What you are asked to do — Please reproduce every line of the material below word for word, changing nothing.

Entries for boxed elements
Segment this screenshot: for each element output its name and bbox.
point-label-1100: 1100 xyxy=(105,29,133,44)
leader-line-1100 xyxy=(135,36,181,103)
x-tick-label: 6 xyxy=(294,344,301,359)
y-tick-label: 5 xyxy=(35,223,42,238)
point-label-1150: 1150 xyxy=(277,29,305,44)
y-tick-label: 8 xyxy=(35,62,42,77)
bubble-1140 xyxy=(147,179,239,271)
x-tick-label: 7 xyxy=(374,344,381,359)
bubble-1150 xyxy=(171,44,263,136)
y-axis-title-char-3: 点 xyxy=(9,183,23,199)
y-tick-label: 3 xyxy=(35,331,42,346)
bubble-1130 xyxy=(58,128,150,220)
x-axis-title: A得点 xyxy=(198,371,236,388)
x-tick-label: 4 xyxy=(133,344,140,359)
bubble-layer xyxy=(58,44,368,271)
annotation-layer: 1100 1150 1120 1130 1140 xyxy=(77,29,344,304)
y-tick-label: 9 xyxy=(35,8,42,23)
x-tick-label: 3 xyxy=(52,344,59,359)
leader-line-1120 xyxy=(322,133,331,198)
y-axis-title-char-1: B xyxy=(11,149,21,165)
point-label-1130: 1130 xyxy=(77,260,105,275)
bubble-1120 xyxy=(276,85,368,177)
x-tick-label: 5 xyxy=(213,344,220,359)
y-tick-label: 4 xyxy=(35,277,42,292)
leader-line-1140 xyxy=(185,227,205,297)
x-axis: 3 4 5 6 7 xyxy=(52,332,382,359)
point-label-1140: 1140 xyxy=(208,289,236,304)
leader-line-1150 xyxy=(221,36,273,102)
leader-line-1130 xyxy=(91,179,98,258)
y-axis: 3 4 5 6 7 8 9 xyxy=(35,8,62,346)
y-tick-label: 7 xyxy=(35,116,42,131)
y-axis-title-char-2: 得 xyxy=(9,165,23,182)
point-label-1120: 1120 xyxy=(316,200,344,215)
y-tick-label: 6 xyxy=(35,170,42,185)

Answer below —
Segment this screenshot: for each element output its name and bbox.
point-label-1100: 1100 xyxy=(105,29,133,44)
leader-line-1100 xyxy=(135,36,181,103)
x-tick-label: 6 xyxy=(294,344,301,359)
y-tick-label: 5 xyxy=(35,223,42,238)
point-label-1150: 1150 xyxy=(277,29,305,44)
y-tick-label: 8 xyxy=(35,62,42,77)
bubble-1140 xyxy=(147,179,239,271)
x-tick-label: 7 xyxy=(374,344,381,359)
bubble-1150 xyxy=(171,44,263,136)
y-axis-title-char-3: 点 xyxy=(9,183,23,199)
y-tick-label: 3 xyxy=(35,331,42,346)
bubble-1130 xyxy=(58,128,150,220)
x-axis-title: A得点 xyxy=(198,371,236,388)
x-tick-label: 4 xyxy=(133,344,140,359)
bubble-layer xyxy=(58,44,368,271)
annotation-layer: 1100 1150 1120 1130 1140 xyxy=(77,29,344,304)
y-tick-label: 9 xyxy=(35,8,42,23)
x-tick-label: 3 xyxy=(52,344,59,359)
leader-line-1120 xyxy=(322,133,331,198)
y-axis-title-char-1: B xyxy=(11,149,21,165)
point-label-1130: 1130 xyxy=(77,260,105,275)
bubble-1120 xyxy=(276,85,368,177)
x-tick-label: 5 xyxy=(213,344,220,359)
y-tick-label: 4 xyxy=(35,277,42,292)
leader-line-1140 xyxy=(185,227,205,297)
x-axis: 3 4 5 6 7 xyxy=(52,332,382,359)
point-label-1140: 1140 xyxy=(208,289,236,304)
leader-line-1150 xyxy=(221,36,273,102)
leader-line-1130 xyxy=(91,179,98,258)
y-axis: 3 4 5 6 7 8 9 xyxy=(35,8,62,346)
y-tick-label: 7 xyxy=(35,116,42,131)
y-axis-title-char-2: 得 xyxy=(9,165,23,182)
point-label-1120: 1120 xyxy=(316,200,344,215)
y-tick-label: 6 xyxy=(35,170,42,185)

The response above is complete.